Below are the records; collect from them each line containing the string "that".
start Excerpted data
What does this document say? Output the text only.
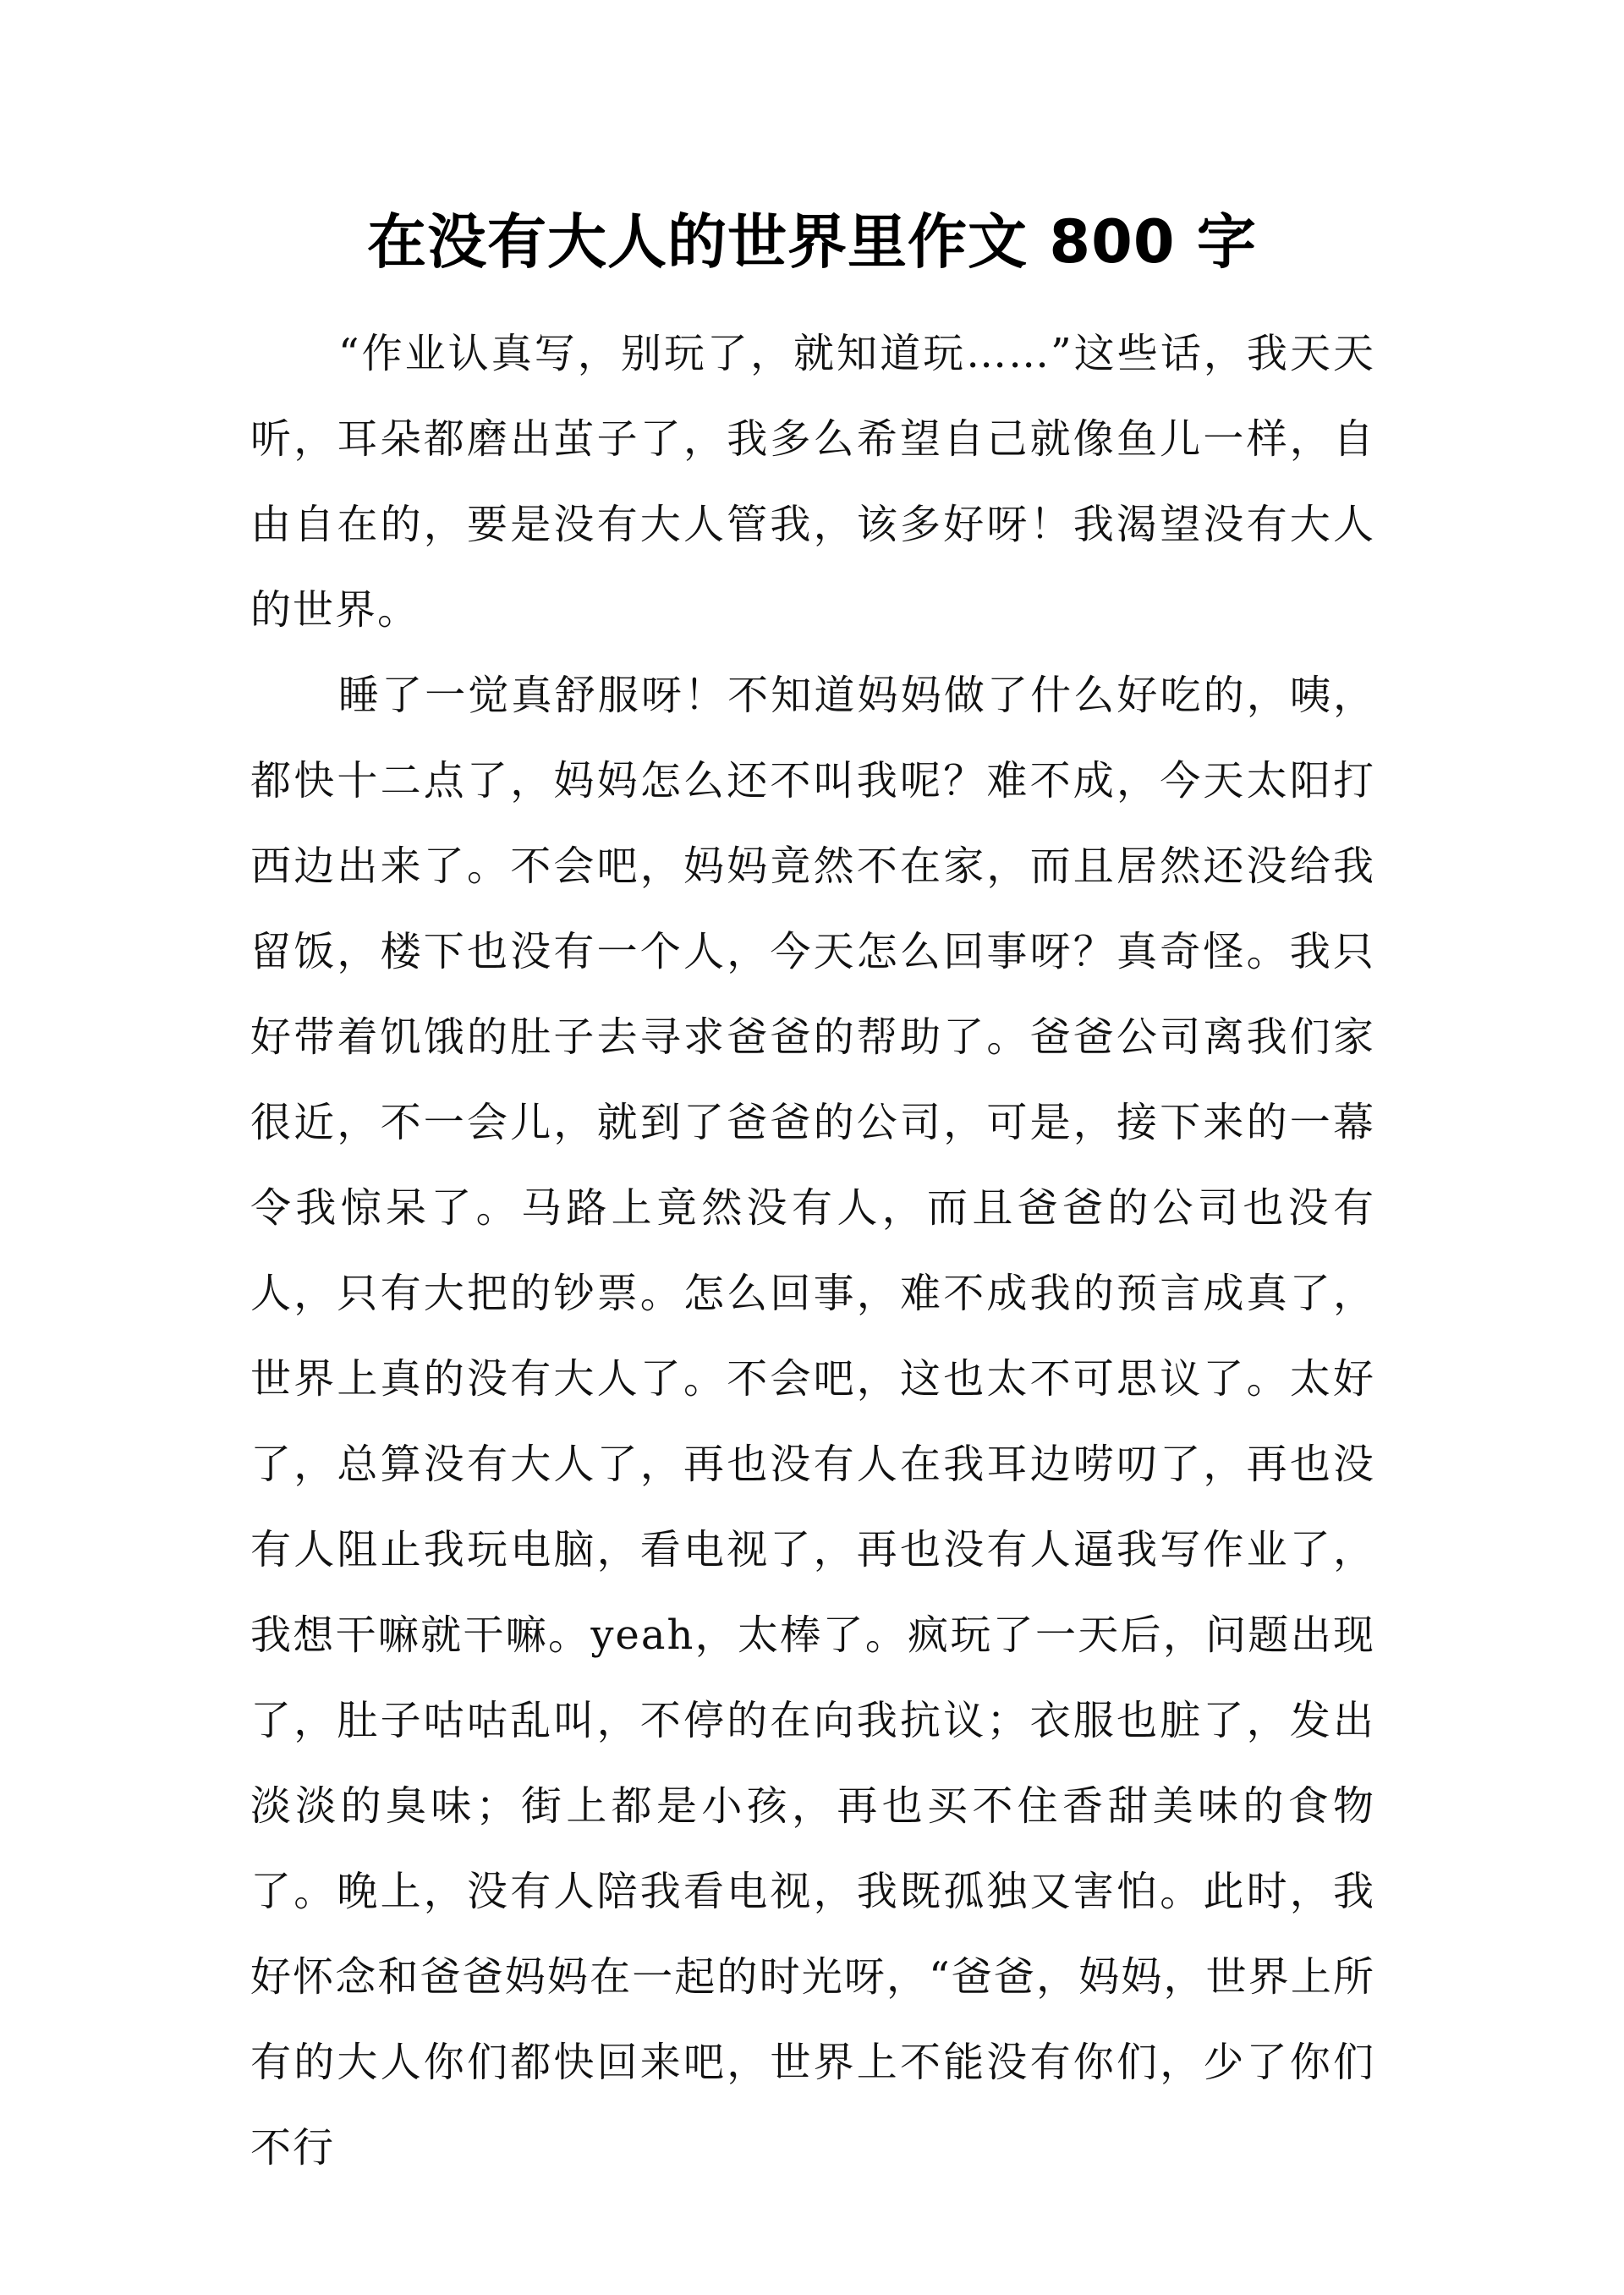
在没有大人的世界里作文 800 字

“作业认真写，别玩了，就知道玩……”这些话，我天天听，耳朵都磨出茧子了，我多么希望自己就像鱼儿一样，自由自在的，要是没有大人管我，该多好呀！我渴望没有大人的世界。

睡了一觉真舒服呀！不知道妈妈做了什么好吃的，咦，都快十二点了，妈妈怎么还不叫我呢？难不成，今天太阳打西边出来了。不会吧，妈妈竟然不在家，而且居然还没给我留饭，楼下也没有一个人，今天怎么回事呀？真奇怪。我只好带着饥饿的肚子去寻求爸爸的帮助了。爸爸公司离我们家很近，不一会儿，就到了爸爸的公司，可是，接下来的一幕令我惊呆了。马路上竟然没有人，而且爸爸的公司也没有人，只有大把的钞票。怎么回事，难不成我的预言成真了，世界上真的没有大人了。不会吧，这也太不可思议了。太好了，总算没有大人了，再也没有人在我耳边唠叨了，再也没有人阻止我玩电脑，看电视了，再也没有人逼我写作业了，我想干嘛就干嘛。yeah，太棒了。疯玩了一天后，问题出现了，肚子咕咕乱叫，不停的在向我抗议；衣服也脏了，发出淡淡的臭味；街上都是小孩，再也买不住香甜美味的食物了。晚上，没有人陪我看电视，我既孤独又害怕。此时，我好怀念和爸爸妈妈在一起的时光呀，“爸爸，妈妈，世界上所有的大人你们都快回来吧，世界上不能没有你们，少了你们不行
end Excerpted data
start Excerpted data
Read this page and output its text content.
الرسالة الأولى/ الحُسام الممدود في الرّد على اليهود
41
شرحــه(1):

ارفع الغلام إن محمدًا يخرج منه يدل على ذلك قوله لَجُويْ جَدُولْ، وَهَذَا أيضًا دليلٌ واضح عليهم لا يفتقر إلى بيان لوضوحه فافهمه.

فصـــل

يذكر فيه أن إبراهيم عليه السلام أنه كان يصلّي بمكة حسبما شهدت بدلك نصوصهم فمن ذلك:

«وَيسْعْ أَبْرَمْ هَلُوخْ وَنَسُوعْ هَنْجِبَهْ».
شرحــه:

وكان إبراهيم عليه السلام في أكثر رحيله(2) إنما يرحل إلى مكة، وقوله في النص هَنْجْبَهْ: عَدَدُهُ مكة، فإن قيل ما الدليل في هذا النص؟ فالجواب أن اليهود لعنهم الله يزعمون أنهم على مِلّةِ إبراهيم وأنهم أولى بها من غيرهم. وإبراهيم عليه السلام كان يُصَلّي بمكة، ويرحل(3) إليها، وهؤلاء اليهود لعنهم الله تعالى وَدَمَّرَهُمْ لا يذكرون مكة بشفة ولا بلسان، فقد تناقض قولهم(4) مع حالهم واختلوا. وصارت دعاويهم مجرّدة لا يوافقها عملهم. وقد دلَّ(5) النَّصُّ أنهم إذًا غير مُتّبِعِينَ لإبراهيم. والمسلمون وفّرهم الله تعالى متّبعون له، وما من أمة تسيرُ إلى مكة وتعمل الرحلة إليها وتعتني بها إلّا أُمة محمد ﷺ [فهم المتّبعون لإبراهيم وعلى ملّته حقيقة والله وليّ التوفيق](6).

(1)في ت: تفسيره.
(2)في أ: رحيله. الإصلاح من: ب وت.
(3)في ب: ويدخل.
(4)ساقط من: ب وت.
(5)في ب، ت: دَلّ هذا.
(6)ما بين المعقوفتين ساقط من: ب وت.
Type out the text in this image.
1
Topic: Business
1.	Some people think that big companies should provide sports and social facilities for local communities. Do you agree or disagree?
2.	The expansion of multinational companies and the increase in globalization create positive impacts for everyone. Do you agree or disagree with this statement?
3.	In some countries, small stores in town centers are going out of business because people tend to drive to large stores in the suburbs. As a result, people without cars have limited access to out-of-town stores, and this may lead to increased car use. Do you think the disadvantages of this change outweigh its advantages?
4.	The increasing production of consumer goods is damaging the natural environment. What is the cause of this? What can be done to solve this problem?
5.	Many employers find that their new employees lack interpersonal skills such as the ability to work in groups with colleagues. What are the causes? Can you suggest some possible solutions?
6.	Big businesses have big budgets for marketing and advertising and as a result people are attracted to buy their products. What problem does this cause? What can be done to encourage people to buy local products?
end Excerpted data
Complete output
1.	Some people think that big companies should provide sports and social facilities for local communities. Do you agree or disagree?
5.	Many employers find that their new employees lack interpersonal skills such as the ability to work in groups with colleagues. What are the causes? Can you suggest some possible solutions?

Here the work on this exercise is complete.